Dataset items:

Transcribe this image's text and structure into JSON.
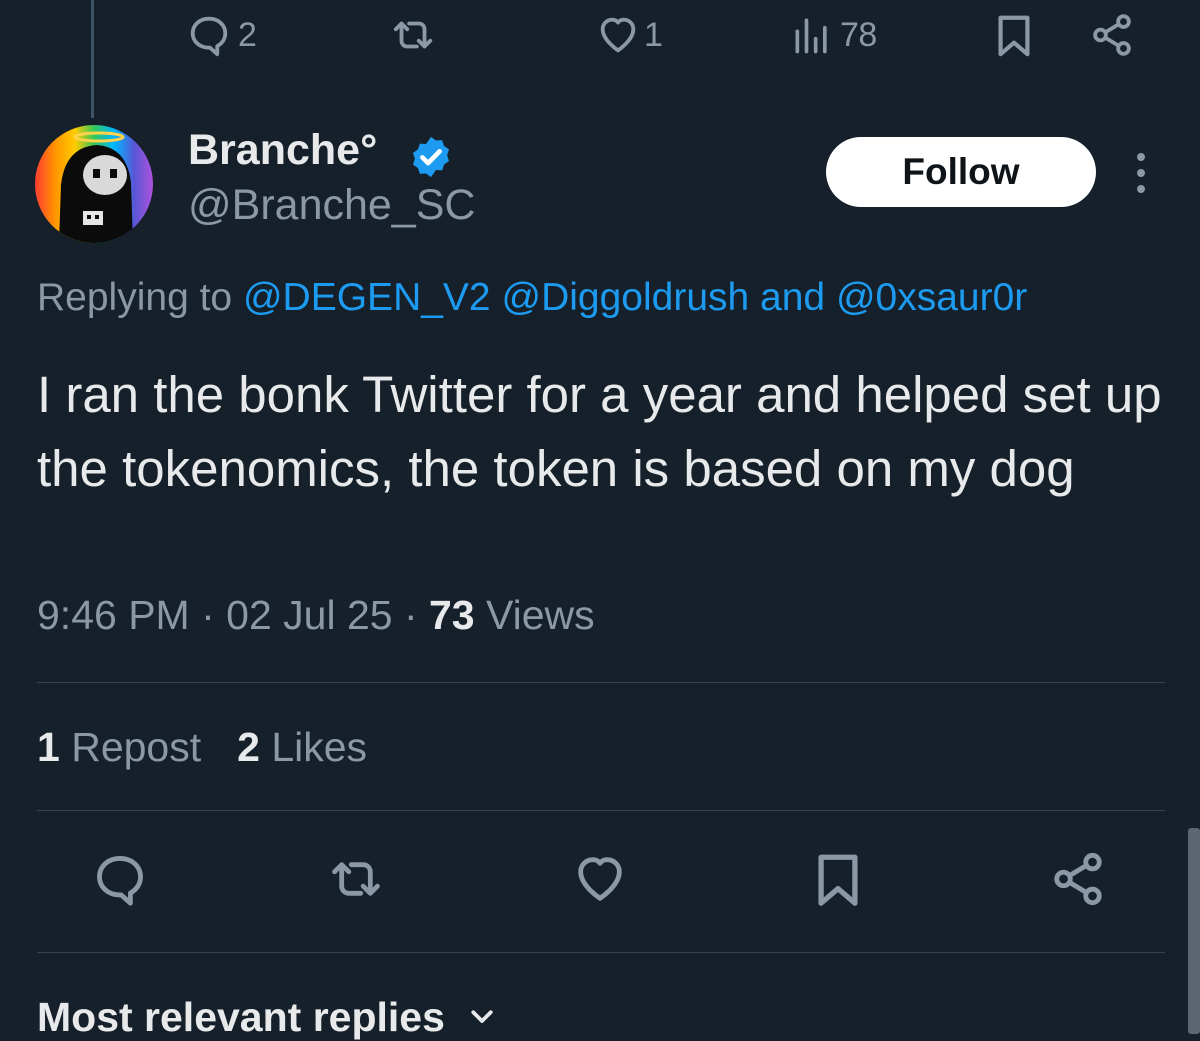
{
  "prev_tweet_actions": {
    "reply_count": "2",
    "repost_count": "",
    "like_count": "1",
    "view_count": "78"
  },
  "author": {
    "display_name": "Branche°",
    "handle": "@Branche_SC",
    "verified": true
  },
  "follow_label": "Follow",
  "replying": {
    "prefix": "Replying to ",
    "mention1": "@DEGEN_V2",
    "mention2": "@Diggoldrush",
    "conj": " and ",
    "mention3": "@0xsaur0r"
  },
  "tweet": {
    "text": "I ran the bonk Twitter for a year and helped set up the tokenomics, the token is based on my dog"
  },
  "meta": {
    "time": "9:46 PM",
    "sep1": " · ",
    "date": "02 Jul 25",
    "sep2": " · ",
    "views": "73",
    "views_label": " Views"
  },
  "stats": {
    "reposts": "1",
    "reposts_label": " Repost",
    "likes": "2",
    "likes_label": " Likes"
  },
  "replies_sort_label": "Most relevant replies",
  "colors": {
    "background": "#15202b",
    "accent": "#1d9bf0",
    "muted": "#8b98a5",
    "text": "#e7e9ea"
  },
  "icons": {
    "reply": "reply-icon",
    "repost": "repost-icon",
    "like": "heart-icon",
    "views": "bar-chart-icon",
    "bookmark": "bookmark-icon",
    "share": "share-icon",
    "verified": "verified-badge-icon",
    "more": "more-vertical-icon",
    "sort": "chevron-down-icon"
  }
}
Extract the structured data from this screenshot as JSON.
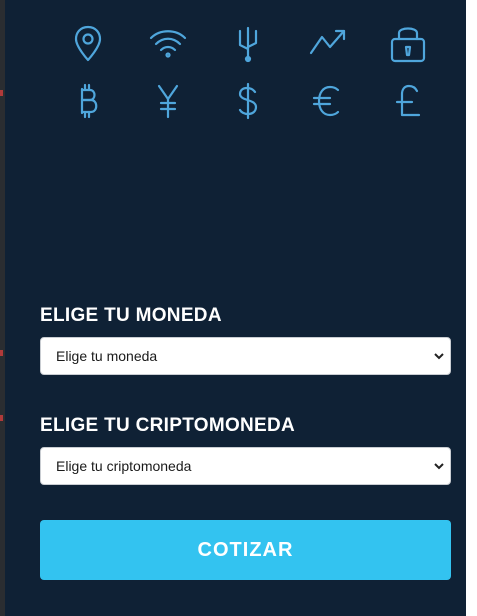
{
  "colors": {
    "panel_bg": "#0f2135",
    "icon_color": "#4fa6dc",
    "button_bg": "#33c3f0",
    "button_text": "#ffffff",
    "label_text": "#ffffff"
  },
  "icons": {
    "row1": [
      "location-pin-icon",
      "wifi-icon",
      "usb-icon",
      "trend-up-icon",
      "padlock-icon"
    ],
    "row2": [
      "bitcoin-icon",
      "yen-icon",
      "dollar-icon",
      "euro-icon",
      "pound-icon"
    ]
  },
  "form": {
    "currency_label": "ELIGE TU MONEDA",
    "currency_selected": "Elige tu moneda",
    "crypto_label": "ELIGE TU CRIPTOMONEDA",
    "crypto_selected": "Elige tu criptomoneda",
    "submit_label": "COTIZAR"
  }
}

■ Objective ■
Omit each picture, then return all of the listing exactly as it stands.

■ The solution ■
Transcribe this image's text and structure into JSON.
{
  "prev_tweet_actions": {
    "reply_count": "2",
    "repost_count": "",
    "like_count": "1",
    "view_count": "78"
  },
  "author": {
    "display_name": "Branche°",
    "handle": "@Branche_SC",
    "verified": true
  },
  "follow_label": "Follow",
  "replying": {
    "prefix": "Replying to ",
    "mention1": "@DEGEN_V2",
    "mention2": "@Diggoldrush",
    "conj": " and ",
    "mention3": "@0xsaur0r"
  },
  "tweet": {
    "text": "I ran the bonk Twitter for a year and helped set up the tokenomics, the token is based on my dog"
  },
  "meta": {
    "time": "9:46 PM",
    "sep1": " · ",
    "date": "02 Jul 25",
    "sep2": " · ",
    "views": "73",
    "views_label": " Views"
  },
  "stats": {
    "reposts": "1",
    "reposts_label": " Repost",
    "likes": "2",
    "likes_label": " Likes"
  },
  "replies_sort_label": "Most relevant replies",
  "colors": {
    "background": "#15202b",
    "accent": "#1d9bf0",
    "muted": "#8b98a5",
    "text": "#e7e9ea"
  },
  "icons": {
    "reply": "reply-icon",
    "repost": "repost-icon",
    "like": "heart-icon",
    "views": "bar-chart-icon",
    "bookmark": "bookmark-icon",
    "share": "share-icon",
    "verified": "verified-badge-icon",
    "more": "more-vertical-icon",
    "sort": "chevron-down-icon"
  }
}
Extract the structured data from this screenshot as JSON.
{
  "colors": {
    "panel_bg": "#0f2135",
    "icon_color": "#4fa6dc",
    "button_bg": "#33c3f0",
    "button_text": "#ffffff",
    "label_text": "#ffffff"
  },
  "icons": {
    "row1": [
      "location-pin-icon",
      "wifi-icon",
      "usb-icon",
      "trend-up-icon",
      "padlock-icon"
    ],
    "row2": [
      "bitcoin-icon",
      "yen-icon",
      "dollar-icon",
      "euro-icon",
      "pound-icon"
    ]
  },
  "form": {
    "currency_label": "ELIGE TU MONEDA",
    "currency_selected": "Elige tu moneda",
    "crypto_label": "ELIGE TU CRIPTOMONEDA",
    "crypto_selected": "Elige tu criptomoneda",
    "submit_label": "COTIZAR"
  }
}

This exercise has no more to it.